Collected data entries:
··········

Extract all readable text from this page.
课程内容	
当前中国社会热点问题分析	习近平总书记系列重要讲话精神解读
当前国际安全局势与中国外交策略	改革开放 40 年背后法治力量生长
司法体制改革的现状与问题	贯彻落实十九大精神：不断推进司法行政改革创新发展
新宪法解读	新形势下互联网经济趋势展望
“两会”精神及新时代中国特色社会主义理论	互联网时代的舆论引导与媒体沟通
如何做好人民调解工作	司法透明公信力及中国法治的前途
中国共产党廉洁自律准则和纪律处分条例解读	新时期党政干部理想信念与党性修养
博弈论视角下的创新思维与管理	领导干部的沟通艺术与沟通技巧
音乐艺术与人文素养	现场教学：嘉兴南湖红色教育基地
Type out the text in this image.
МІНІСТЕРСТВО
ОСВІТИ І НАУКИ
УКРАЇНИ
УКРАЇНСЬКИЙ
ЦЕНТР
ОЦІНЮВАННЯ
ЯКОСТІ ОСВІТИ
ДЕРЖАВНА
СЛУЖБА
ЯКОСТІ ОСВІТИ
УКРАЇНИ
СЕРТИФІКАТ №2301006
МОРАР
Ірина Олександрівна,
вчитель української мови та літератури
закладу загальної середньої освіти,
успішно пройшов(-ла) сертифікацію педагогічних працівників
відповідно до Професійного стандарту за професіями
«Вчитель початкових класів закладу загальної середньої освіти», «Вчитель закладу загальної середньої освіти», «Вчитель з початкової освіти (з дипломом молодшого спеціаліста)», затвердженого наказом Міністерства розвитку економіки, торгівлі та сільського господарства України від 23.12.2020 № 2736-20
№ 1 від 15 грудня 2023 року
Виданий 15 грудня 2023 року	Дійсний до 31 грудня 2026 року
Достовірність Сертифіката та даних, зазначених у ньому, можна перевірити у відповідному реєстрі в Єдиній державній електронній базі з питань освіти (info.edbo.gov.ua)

··········

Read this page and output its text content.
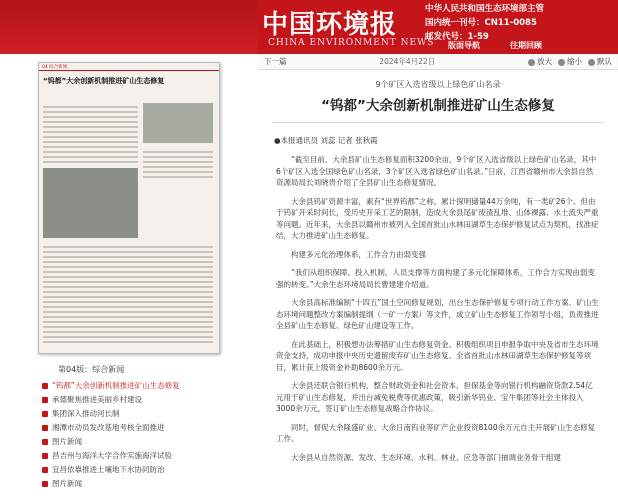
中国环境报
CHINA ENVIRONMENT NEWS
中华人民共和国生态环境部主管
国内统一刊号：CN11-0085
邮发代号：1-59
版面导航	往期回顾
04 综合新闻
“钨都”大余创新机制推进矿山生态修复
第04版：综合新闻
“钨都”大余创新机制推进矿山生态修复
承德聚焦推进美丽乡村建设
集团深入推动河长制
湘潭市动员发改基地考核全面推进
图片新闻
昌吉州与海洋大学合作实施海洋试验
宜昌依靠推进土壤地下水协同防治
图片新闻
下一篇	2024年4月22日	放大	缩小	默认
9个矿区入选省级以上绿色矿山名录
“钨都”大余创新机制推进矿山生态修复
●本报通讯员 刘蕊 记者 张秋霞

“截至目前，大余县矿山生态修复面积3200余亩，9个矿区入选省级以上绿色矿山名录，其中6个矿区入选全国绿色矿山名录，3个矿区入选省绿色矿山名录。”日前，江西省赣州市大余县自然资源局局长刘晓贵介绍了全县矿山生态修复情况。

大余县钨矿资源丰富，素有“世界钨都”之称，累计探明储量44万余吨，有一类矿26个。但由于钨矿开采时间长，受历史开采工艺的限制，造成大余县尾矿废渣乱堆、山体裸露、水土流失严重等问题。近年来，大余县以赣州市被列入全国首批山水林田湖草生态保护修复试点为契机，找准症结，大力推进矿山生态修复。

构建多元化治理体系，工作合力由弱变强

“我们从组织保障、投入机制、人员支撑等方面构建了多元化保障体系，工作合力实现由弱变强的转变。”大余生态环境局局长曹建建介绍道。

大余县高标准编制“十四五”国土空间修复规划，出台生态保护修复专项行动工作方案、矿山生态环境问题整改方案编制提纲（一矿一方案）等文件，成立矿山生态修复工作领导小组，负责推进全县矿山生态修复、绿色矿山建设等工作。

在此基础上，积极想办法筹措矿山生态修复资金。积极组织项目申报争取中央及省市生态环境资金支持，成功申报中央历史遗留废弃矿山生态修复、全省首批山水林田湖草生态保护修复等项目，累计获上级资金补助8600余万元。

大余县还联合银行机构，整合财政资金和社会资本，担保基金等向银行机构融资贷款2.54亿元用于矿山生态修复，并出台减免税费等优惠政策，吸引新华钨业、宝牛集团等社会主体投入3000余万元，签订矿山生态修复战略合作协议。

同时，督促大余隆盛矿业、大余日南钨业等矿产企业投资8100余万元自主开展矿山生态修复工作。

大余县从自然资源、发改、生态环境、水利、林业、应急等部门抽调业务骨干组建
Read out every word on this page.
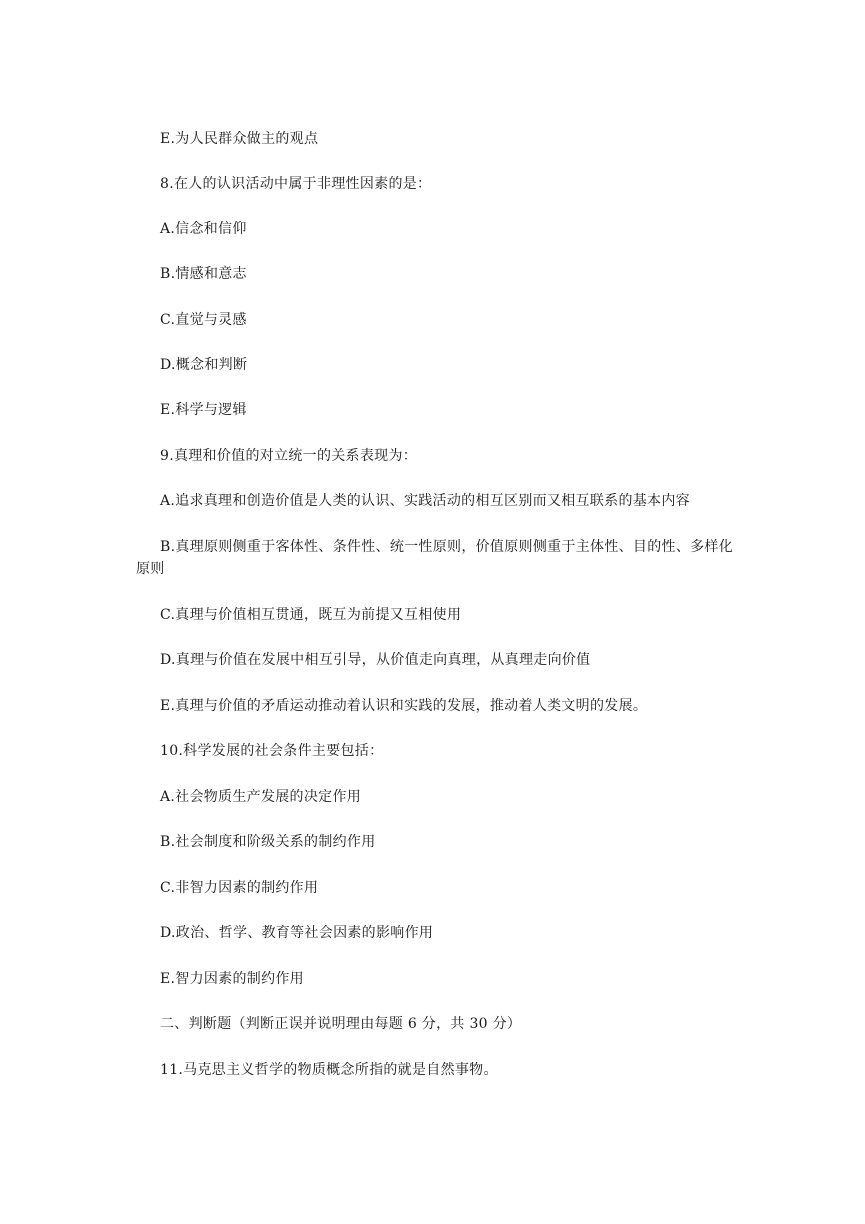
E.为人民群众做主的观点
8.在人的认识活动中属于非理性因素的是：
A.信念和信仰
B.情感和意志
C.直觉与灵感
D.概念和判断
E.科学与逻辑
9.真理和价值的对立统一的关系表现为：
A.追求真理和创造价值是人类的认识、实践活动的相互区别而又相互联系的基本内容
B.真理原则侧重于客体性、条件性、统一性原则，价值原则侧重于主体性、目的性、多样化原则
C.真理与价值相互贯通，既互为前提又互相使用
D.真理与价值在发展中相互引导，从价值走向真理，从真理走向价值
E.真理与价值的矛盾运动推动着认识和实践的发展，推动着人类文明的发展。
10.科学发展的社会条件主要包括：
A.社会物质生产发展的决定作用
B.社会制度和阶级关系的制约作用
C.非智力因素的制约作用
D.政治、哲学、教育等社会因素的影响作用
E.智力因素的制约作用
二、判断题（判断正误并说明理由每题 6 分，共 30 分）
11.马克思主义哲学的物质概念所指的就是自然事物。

··········

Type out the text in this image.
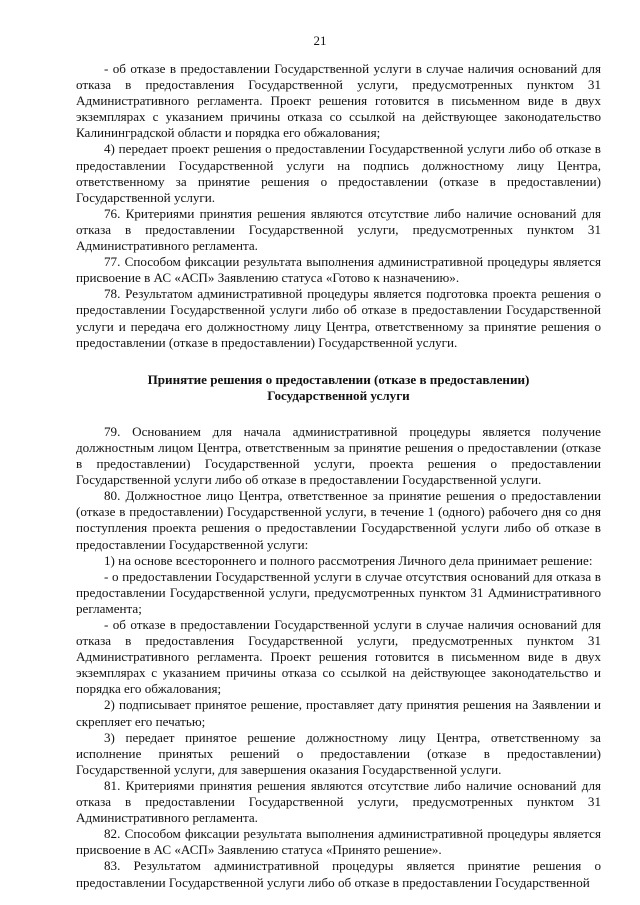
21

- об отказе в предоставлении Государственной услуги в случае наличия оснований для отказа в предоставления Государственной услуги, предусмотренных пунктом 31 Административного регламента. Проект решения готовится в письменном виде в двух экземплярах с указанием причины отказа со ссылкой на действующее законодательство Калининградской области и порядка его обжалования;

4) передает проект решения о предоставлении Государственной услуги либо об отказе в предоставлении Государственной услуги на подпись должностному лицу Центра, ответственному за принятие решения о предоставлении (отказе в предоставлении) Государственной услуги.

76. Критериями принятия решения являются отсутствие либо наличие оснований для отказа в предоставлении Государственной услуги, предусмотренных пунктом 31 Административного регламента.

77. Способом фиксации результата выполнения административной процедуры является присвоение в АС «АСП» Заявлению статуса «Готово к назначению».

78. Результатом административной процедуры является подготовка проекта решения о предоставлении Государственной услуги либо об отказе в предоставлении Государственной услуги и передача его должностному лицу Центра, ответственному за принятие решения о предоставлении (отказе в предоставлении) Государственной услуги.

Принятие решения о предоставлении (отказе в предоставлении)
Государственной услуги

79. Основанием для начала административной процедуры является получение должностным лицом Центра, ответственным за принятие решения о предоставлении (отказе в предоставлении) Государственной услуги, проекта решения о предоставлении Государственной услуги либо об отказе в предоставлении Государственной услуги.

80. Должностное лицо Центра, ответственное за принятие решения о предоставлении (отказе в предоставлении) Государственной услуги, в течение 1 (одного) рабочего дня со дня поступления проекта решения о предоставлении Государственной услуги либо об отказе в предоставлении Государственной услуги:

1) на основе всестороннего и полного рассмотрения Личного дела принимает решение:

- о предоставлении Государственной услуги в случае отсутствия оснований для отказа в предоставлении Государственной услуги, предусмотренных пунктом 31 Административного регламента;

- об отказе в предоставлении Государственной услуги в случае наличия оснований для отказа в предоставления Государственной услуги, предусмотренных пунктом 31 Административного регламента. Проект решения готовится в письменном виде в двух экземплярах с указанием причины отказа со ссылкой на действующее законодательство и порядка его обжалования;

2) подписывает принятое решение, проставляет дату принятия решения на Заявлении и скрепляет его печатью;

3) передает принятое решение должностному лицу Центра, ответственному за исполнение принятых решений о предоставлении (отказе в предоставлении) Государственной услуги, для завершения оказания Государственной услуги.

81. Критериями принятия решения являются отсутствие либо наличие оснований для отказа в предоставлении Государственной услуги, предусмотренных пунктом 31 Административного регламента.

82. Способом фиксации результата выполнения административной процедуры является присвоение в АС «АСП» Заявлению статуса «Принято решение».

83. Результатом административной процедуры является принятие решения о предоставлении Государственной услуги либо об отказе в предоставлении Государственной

··········

#### Description of the task
Find each line holding the word "является" and copy it.

#### Written response
77. Способом фиксации результата выполнения административной процедуры является присвоение в АС «АСП» Заявлению статуса «Готово к назначению».
78. Результатом административной процедуры является подготовка проекта решения о предоставлении Государственной услуги либо об отказе в предоставлении Государственной услуги и передача его должностному лицу Центра, ответственному за принятие решения о предоставлении (отказе в предоставлении) Государственной услуги.
79. Основанием для начала административной процедуры является получение должностным лицом Центра, ответственным за принятие решения о предоставлении (отказе в предоставлении) Государственной услуги, проекта решения о предоставлении Государственной услуги либо об отказе в предоставлении Государственной услуги.
82. Способом фиксации результата выполнения административной процедуры является присвоение в АС «АСП» Заявлению статуса «Принято решение».
83. Результатом административной процедуры является принятие решения о предоставлении Государственной услуги либо об отказе в предоставлении Государственной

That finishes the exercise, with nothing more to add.